[start Material provided]

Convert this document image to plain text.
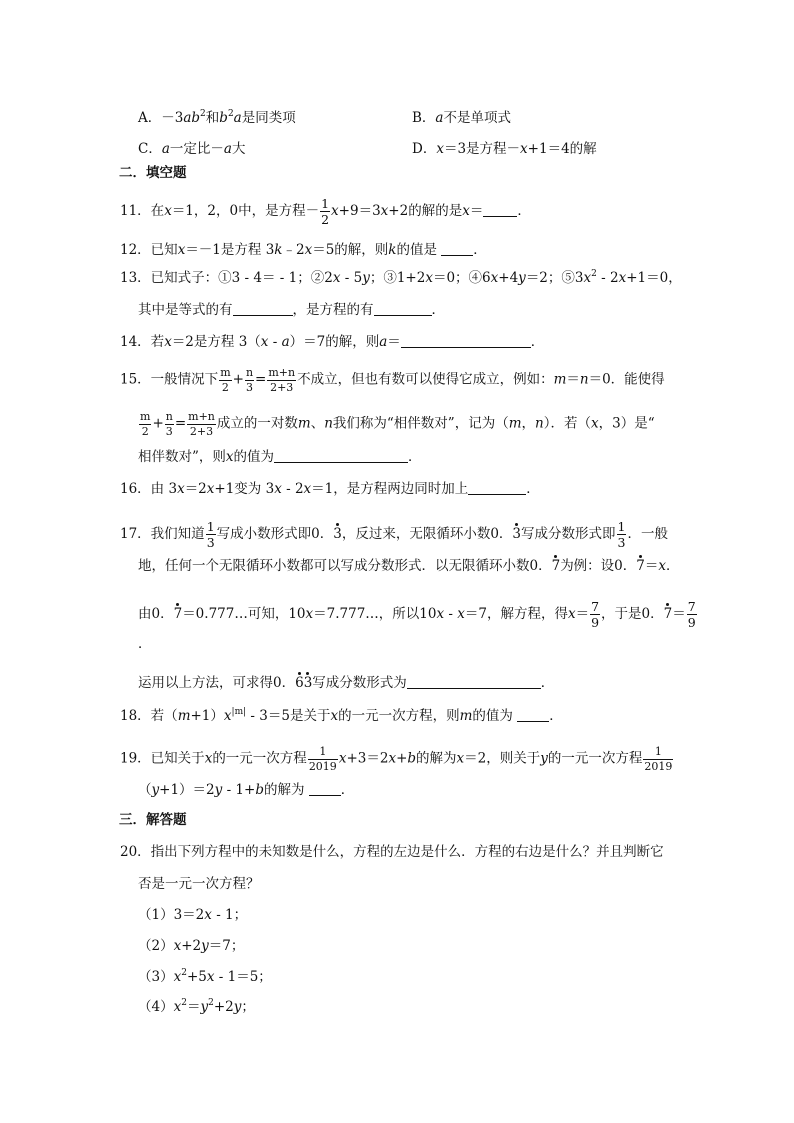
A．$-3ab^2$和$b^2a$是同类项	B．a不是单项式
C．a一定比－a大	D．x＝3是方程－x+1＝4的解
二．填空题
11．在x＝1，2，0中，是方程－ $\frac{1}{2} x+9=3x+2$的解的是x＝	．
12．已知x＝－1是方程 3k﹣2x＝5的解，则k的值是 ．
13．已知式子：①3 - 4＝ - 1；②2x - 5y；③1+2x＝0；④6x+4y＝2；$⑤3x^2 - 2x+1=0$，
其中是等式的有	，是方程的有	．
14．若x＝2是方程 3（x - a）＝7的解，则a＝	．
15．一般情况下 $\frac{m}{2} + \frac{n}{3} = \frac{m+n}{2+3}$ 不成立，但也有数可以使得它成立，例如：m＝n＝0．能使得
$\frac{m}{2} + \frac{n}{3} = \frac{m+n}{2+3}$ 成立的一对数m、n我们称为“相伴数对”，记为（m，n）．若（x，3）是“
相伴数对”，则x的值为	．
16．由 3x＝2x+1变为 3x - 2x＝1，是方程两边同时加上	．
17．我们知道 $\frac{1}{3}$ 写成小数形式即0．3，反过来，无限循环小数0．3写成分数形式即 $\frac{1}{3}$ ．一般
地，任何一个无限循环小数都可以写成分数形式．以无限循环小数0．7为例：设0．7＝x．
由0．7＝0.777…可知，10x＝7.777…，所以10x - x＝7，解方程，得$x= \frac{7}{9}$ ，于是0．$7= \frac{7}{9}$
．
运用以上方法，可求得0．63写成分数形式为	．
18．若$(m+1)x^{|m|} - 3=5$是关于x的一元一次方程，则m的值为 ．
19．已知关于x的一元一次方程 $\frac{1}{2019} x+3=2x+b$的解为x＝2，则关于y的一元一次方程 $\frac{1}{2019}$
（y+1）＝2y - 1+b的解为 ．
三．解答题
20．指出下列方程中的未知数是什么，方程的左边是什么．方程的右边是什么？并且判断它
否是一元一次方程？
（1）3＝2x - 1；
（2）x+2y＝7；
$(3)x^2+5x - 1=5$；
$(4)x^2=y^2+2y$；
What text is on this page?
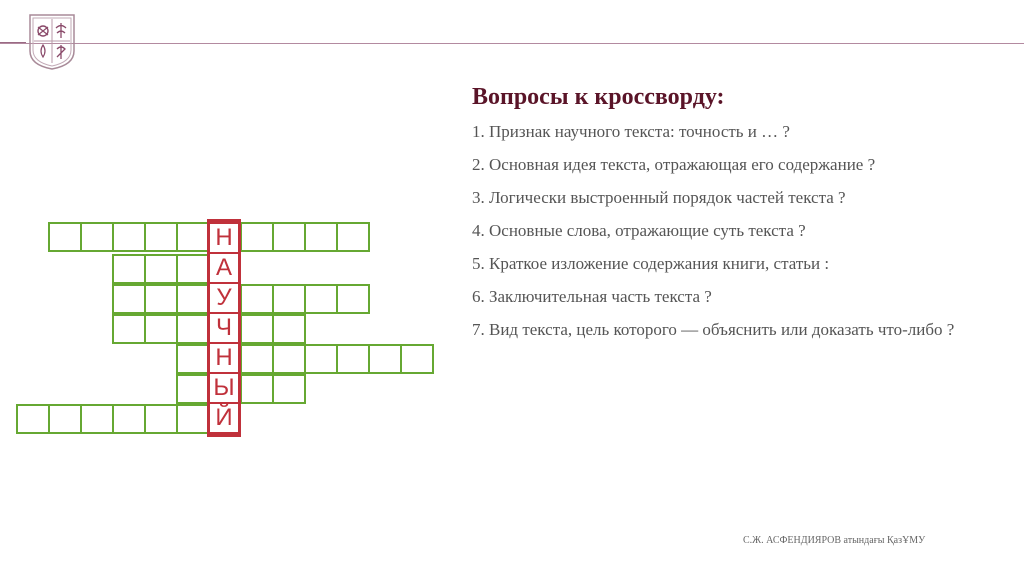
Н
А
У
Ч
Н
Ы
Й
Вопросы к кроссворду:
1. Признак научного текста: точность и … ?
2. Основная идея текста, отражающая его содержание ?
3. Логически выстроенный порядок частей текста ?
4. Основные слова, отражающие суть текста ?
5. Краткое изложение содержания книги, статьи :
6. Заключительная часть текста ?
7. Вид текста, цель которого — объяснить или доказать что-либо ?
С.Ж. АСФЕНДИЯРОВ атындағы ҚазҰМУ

[end Material provided]

Quote the preceding records in their entirety, excluding every picture.

Convert this document image to plain text.
A．$-3ab^2$和$b^2a$是同类项	B．a不是单项式
C．a一定比－a大	D．x＝3是方程－x+1＝4的解
二．填空题
11．在x＝1，2，0中，是方程－ $\frac{1}{2} x+9=3x+2$的解的是x＝	．
12．已知x＝－1是方程 3k﹣2x＝5的解，则k的值是 ．
13．已知式子：①3 - 4＝ - 1；②2x - 5y；③1+2x＝0；④6x+4y＝2；$⑤3x^2 - 2x+1=0$，
其中是等式的有	，是方程的有	．
14．若x＝2是方程 3（x - a）＝7的解，则a＝	．
15．一般情况下 $\frac{m}{2} + \frac{n}{3} = \frac{m+n}{2+3}$ 不成立，但也有数可以使得它成立，例如：m＝n＝0．能使得
$\frac{m}{2} + \frac{n}{3} = \frac{m+n}{2+3}$ 成立的一对数m、n我们称为“相伴数对”，记为（m，n）．若（x，3）是“
相伴数对”，则x的值为	．
16．由 3x＝2x+1变为 3x - 2x＝1，是方程两边同时加上	．
17．我们知道 $\frac{1}{3}$ 写成小数形式即0．3，反过来，无限循环小数0．3写成分数形式即 $\frac{1}{3}$ ．一般
地，任何一个无限循环小数都可以写成分数形式．以无限循环小数0．7为例：设0．7＝x．
由0．7＝0.777…可知，10x＝7.777…，所以10x - x＝7，解方程，得$x= \frac{7}{9}$ ，于是0．$7= \frac{7}{9}$
．
运用以上方法，可求得0．63写成分数形式为	．
18．若$(m+1)x^{|m|} - 3=5$是关于x的一元一次方程，则m的值为 ．
19．已知关于x的一元一次方程 $\frac{1}{2019} x+3=2x+b$的解为x＝2，则关于y的一元一次方程 $\frac{1}{2019}$
（y+1）＝2y - 1+b的解为 ．
三．解答题
20．指出下列方程中的未知数是什么，方程的左边是什么．方程的右边是什么？并且判断它
否是一元一次方程？
（1）3＝2x - 1；
（2）x+2y＝7；
$(3)x^2+5x - 1=5$；
$(4)x^2=y^2+2y$；
What text is on this page?
Н
А
У
Ч
Н
Ы
Й
Вопросы к кроссворду:
1. Признак научного текста: точность и … ?
2. Основная идея текста, отражающая его содержание ?
3. Логически выстроенный порядок частей текста ?
4. Основные слова, отражающие суть текста ?
5. Краткое изложение содержания книги, статьи :
6. Заключительная часть текста ?
7. Вид текста, цель которого — объяснить или доказать что-либо ?
С.Ж. АСФЕНДИЯРОВ атындағы ҚазҰМУ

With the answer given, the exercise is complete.